___ Data records ___

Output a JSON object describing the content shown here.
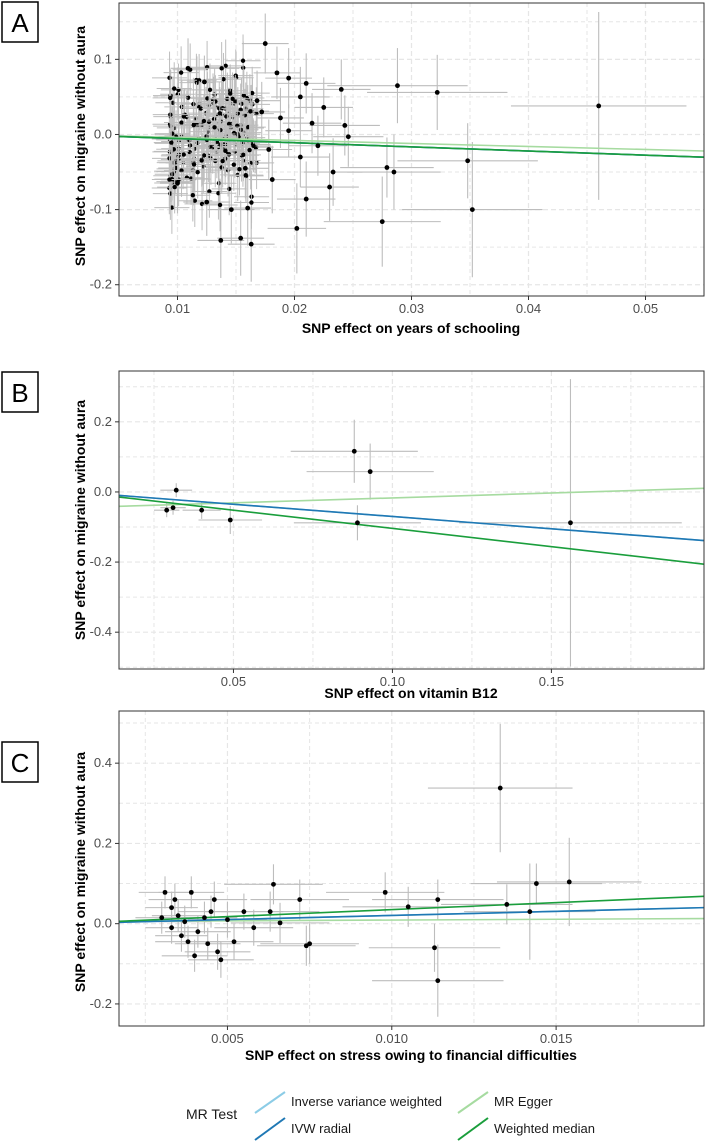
{
  "colors": {
    "ivw": "#8ccce6",
    "ivw_radial": "#1f78b4",
    "mr_egger": "#a6dba0",
    "weighted_median": "#1a9e3c",
    "point": "#000000",
    "errorbar": "#bdbdbd",
    "grid": "#e6e6e6"
  },
  "legend": {
    "title": "MR Test",
    "items": [
      {
        "key": "ivw",
        "label": "Inverse variance weighted"
      },
      {
        "key": "ivw_radial",
        "label": "IVW radial"
      },
      {
        "key": "mr_egger",
        "label": "MR Egger"
      },
      {
        "key": "weighted_median",
        "label": "Weighted median"
      }
    ]
  },
  "chart_data": [
    {
      "panel": "A",
      "type": "scatter",
      "xlabel": "SNP effect on years of schooling",
      "ylabel": "SNP effect on migraine without aura",
      "xlim": [
        0.005,
        0.055
      ],
      "ylim": [
        -0.215,
        0.175
      ],
      "xticks": [
        0.01,
        0.02,
        0.03,
        0.04,
        0.05
      ],
      "xtick_labels": [
        "0.01",
        "0.02",
        "0.03",
        "0.04",
        "0.05"
      ],
      "yticks": [
        -0.2,
        -0.1,
        0.0,
        0.1
      ],
      "ytick_labels": [
        "-0.2",
        "-0.1",
        "0.0",
        "0.1"
      ],
      "lines": [
        {
          "key": "ivw",
          "slope": -0.55
        },
        {
          "key": "mr_egger",
          "slope": -0.4
        },
        {
          "key": "ivw_radial",
          "slope": -0.55
        },
        {
          "key": "weighted_median",
          "slope": -0.55
        }
      ],
      "points": [
        {
          "x": 0.0109,
          "y": 0.088,
          "xe": 0.0015,
          "ye": 0.04
        },
        {
          "x": 0.0175,
          "y": 0.121,
          "xe": 0.002,
          "ye": 0.04
        },
        {
          "x": 0.0195,
          "y": 0.075,
          "xe": 0.002,
          "ye": 0.04
        },
        {
          "x": 0.0185,
          "y": 0.082,
          "xe": 0.002,
          "ye": 0.035
        },
        {
          "x": 0.0123,
          "y": 0.07,
          "xe": 0.0015,
          "ye": 0.035
        },
        {
          "x": 0.0205,
          "y": 0.05,
          "xe": 0.0025,
          "ye": 0.04
        },
        {
          "x": 0.021,
          "y": 0.068,
          "xe": 0.0025,
          "ye": 0.04
        },
        {
          "x": 0.0225,
          "y": 0.036,
          "xe": 0.0025,
          "ye": 0.04
        },
        {
          "x": 0.024,
          "y": 0.06,
          "xe": 0.0025,
          "ye": 0.04
        },
        {
          "x": 0.0243,
          "y": 0.012,
          "xe": 0.003,
          "ye": 0.04
        },
        {
          "x": 0.0246,
          "y": -0.003,
          "xe": 0.003,
          "ye": 0.04
        },
        {
          "x": 0.0288,
          "y": 0.065,
          "xe": 0.006,
          "ye": 0.05
        },
        {
          "x": 0.0322,
          "y": 0.056,
          "xe": 0.006,
          "ye": 0.05
        },
        {
          "x": 0.046,
          "y": 0.038,
          "xe": 0.0075,
          "ye": 0.125
        },
        {
          "x": 0.0348,
          "y": -0.035,
          "xe": 0.006,
          "ye": 0.05
        },
        {
          "x": 0.0352,
          "y": -0.1,
          "xe": 0.006,
          "ye": 0.09
        },
        {
          "x": 0.0275,
          "y": -0.116,
          "xe": 0.005,
          "ye": 0.06
        },
        {
          "x": 0.0279,
          "y": -0.044,
          "xe": 0.004,
          "ye": 0.04
        },
        {
          "x": 0.0285,
          "y": -0.05,
          "xe": 0.004,
          "ye": 0.05
        },
        {
          "x": 0.0202,
          "y": -0.125,
          "xe": 0.0025,
          "ye": 0.06
        },
        {
          "x": 0.021,
          "y": -0.086,
          "xe": 0.0025,
          "ye": 0.05
        },
        {
          "x": 0.0163,
          "y": -0.146,
          "xe": 0.002,
          "ye": 0.05
        },
        {
          "x": 0.0137,
          "y": -0.141,
          "xe": 0.002,
          "ye": 0.05
        },
        {
          "x": 0.0154,
          "y": -0.138,
          "xe": 0.002,
          "ye": 0.05
        },
        {
          "x": 0.016,
          "y": -0.098,
          "xe": 0.002,
          "ye": 0.05
        },
        {
          "x": 0.0146,
          "y": -0.1,
          "xe": 0.002,
          "ye": 0.045
        },
        {
          "x": 0.0125,
          "y": -0.09,
          "xe": 0.002,
          "ye": 0.045
        },
        {
          "x": 0.0181,
          "y": -0.06,
          "xe": 0.002,
          "ye": 0.045
        },
        {
          "x": 0.0233,
          "y": -0.05,
          "xe": 0.0025,
          "ye": 0.045
        },
        {
          "x": 0.01,
          "y": -0.065,
          "xe": 0.0015,
          "ye": 0.04
        },
        {
          "x": 0.0172,
          "y": 0.03,
          "xe": 0.002,
          "ye": 0.04
        },
        {
          "x": 0.0188,
          "y": 0.022,
          "xe": 0.002,
          "ye": 0.04
        },
        {
          "x": 0.0195,
          "y": 0.005,
          "xe": 0.002,
          "ye": 0.035
        },
        {
          "x": 0.0178,
          "y": -0.02,
          "xe": 0.002,
          "ye": 0.04
        },
        {
          "x": 0.0205,
          "y": -0.03,
          "xe": 0.0025,
          "ye": 0.04
        },
        {
          "x": 0.0168,
          "y": 0.045,
          "xe": 0.002,
          "ye": 0.04
        },
        {
          "x": 0.0158,
          "y": -0.045,
          "xe": 0.002,
          "ye": 0.04
        },
        {
          "x": 0.022,
          "y": -0.015,
          "xe": 0.0025,
          "ye": 0.04
        },
        {
          "x": 0.0215,
          "y": 0.015,
          "xe": 0.0025,
          "ye": 0.04
        },
        {
          "x": 0.023,
          "y": -0.07,
          "xe": 0.0025,
          "ye": 0.045
        }
      ]
    },
    {
      "panel": "B",
      "type": "scatter",
      "xlabel": "SNP effect on vitamin B12",
      "ylabel": "SNP effect on migraine without aura",
      "xlim": [
        0.014,
        0.198
      ],
      "ylim": [
        -0.505,
        0.345
      ],
      "xticks": [
        0.05,
        0.1,
        0.15
      ],
      "xtick_labels": [
        "0.05",
        "0.10",
        "0.15"
      ],
      "yticks": [
        -0.4,
        -0.2,
        0.0,
        0.2
      ],
      "ytick_labels": [
        "-0.4",
        "-0.2",
        "0.0",
        "0.2"
      ],
      "lines": [
        {
          "key": "mr_egger",
          "slope": 0.28,
          "intercept": -0.045
        },
        {
          "key": "ivw",
          "slope": -0.7,
          "intercept": 0.0
        },
        {
          "key": "ivw_radial",
          "slope": -0.7,
          "intercept": 0.0
        },
        {
          "key": "weighted_median",
          "slope": -1.04,
          "intercept": 0.0
        }
      ],
      "points": [
        {
          "x": 0.029,
          "y": -0.052,
          "xe": 0.004,
          "ye": 0.02
        },
        {
          "x": 0.031,
          "y": -0.045,
          "xe": 0.004,
          "ye": 0.02
        },
        {
          "x": 0.032,
          "y": 0.005,
          "xe": 0.005,
          "ye": 0.02
        },
        {
          "x": 0.04,
          "y": -0.052,
          "xe": 0.006,
          "ye": 0.025
        },
        {
          "x": 0.049,
          "y": -0.08,
          "xe": 0.01,
          "ye": 0.04
        },
        {
          "x": 0.088,
          "y": 0.116,
          "xe": 0.02,
          "ye": 0.09
        },
        {
          "x": 0.093,
          "y": 0.058,
          "xe": 0.02,
          "ye": 0.08
        },
        {
          "x": 0.089,
          "y": -0.088,
          "xe": 0.02,
          "ye": 0.05
        },
        {
          "x": 0.156,
          "y": -0.088,
          "xe": 0.035,
          "ye": 0.41
        }
      ]
    },
    {
      "panel": "C",
      "type": "scatter",
      "xlabel": "SNP effect on stress owing to financial difficulties",
      "ylabel": "SNP effect on migraine without aura",
      "xlim": [
        0.0017,
        0.0195
      ],
      "ylim": [
        -0.255,
        0.53
      ],
      "xticks": [
        0.005,
        0.01,
        0.015
      ],
      "xtick_labels": [
        "0.005",
        "0.010",
        "0.015"
      ],
      "yticks": [
        -0.2,
        0.0,
        0.2,
        0.4
      ],
      "ytick_labels": [
        "-0.2",
        "0.0",
        "0.2",
        "0.4"
      ],
      "lines": [
        {
          "key": "mr_egger",
          "slope": 0.4,
          "intercept": 0.005
        },
        {
          "key": "ivw",
          "slope": 2.05,
          "intercept": 0.0
        },
        {
          "key": "ivw_radial",
          "slope": 2.05,
          "intercept": 0.0
        },
        {
          "key": "weighted_median",
          "slope": 3.5,
          "intercept": 0.0
        }
      ],
      "points": [
        {
          "x": 0.0133,
          "y": 0.338,
          "xe": 0.0022,
          "ye": 0.16
        },
        {
          "x": 0.0154,
          "y": 0.104,
          "xe": 0.0022,
          "ye": 0.11
        },
        {
          "x": 0.0144,
          "y": 0.1,
          "xe": 0.002,
          "ye": 0.05
        },
        {
          "x": 0.0135,
          "y": 0.048,
          "xe": 0.002,
          "ye": 0.05
        },
        {
          "x": 0.0142,
          "y": 0.03,
          "xe": 0.002,
          "ye": 0.12
        },
        {
          "x": 0.0113,
          "y": -0.06,
          "xe": 0.002,
          "ye": 0.06
        },
        {
          "x": 0.0114,
          "y": -0.142,
          "xe": 0.002,
          "ye": 0.09
        },
        {
          "x": 0.0114,
          "y": 0.06,
          "xe": 0.002,
          "ye": 0.05
        },
        {
          "x": 0.0105,
          "y": 0.042,
          "xe": 0.002,
          "ye": 0.05
        },
        {
          "x": 0.0098,
          "y": 0.078,
          "xe": 0.0018,
          "ye": 0.05
        },
        {
          "x": 0.0064,
          "y": 0.098,
          "xe": 0.0015,
          "ye": 0.05
        },
        {
          "x": 0.0072,
          "y": 0.06,
          "xe": 0.0015,
          "ye": 0.05
        },
        {
          "x": 0.0063,
          "y": 0.03,
          "xe": 0.0015,
          "ye": 0.05
        },
        {
          "x": 0.0074,
          "y": -0.055,
          "xe": 0.0015,
          "ye": 0.05
        },
        {
          "x": 0.0075,
          "y": -0.05,
          "xe": 0.0015,
          "ye": 0.05
        },
        {
          "x": 0.0066,
          "y": 0.002,
          "xe": 0.0015,
          "ye": 0.05
        },
        {
          "x": 0.0055,
          "y": 0.03,
          "xe": 0.0012,
          "ye": 0.045
        },
        {
          "x": 0.0058,
          "y": -0.01,
          "xe": 0.0012,
          "ye": 0.045
        },
        {
          "x": 0.0052,
          "y": -0.045,
          "xe": 0.0012,
          "ye": 0.045
        },
        {
          "x": 0.0048,
          "y": -0.09,
          "xe": 0.001,
          "ye": 0.045
        },
        {
          "x": 0.0046,
          "y": 0.06,
          "xe": 0.001,
          "ye": 0.045
        },
        {
          "x": 0.0047,
          "y": -0.07,
          "xe": 0.001,
          "ye": 0.045
        },
        {
          "x": 0.004,
          "y": -0.08,
          "xe": 0.001,
          "ye": 0.04
        },
        {
          "x": 0.0039,
          "y": 0.078,
          "xe": 0.001,
          "ye": 0.04
        },
        {
          "x": 0.0036,
          "y": -0.03,
          "xe": 0.0008,
          "ye": 0.04
        },
        {
          "x": 0.0034,
          "y": 0.06,
          "xe": 0.0008,
          "ye": 0.04
        },
        {
          "x": 0.0031,
          "y": 0.078,
          "xe": 0.0008,
          "ye": 0.04
        },
        {
          "x": 0.0033,
          "y": 0.04,
          "xe": 0.0008,
          "ye": 0.04
        },
        {
          "x": 0.0035,
          "y": 0.02,
          "xe": 0.0008,
          "ye": 0.04
        },
        {
          "x": 0.0037,
          "y": 0.005,
          "xe": 0.0008,
          "ye": 0.04
        },
        {
          "x": 0.0033,
          "y": -0.01,
          "xe": 0.0008,
          "ye": 0.04
        },
        {
          "x": 0.003,
          "y": 0.015,
          "xe": 0.0008,
          "ye": 0.04
        },
        {
          "x": 0.0043,
          "y": 0.015,
          "xe": 0.001,
          "ye": 0.04
        },
        {
          "x": 0.0041,
          "y": -0.02,
          "xe": 0.001,
          "ye": 0.04
        },
        {
          "x": 0.0045,
          "y": 0.03,
          "xe": 0.001,
          "ye": 0.04
        },
        {
          "x": 0.0038,
          "y": -0.045,
          "xe": 0.001,
          "ye": 0.04
        },
        {
          "x": 0.0044,
          "y": -0.05,
          "xe": 0.001,
          "ye": 0.04
        },
        {
          "x": 0.005,
          "y": 0.01,
          "xe": 0.0012,
          "ye": 0.045
        }
      ]
    }
  ]
}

___

• _Directions_: Tally up the lines of the listing containing the word "xlabel". Give only the total.

• _Solved exercise_: 3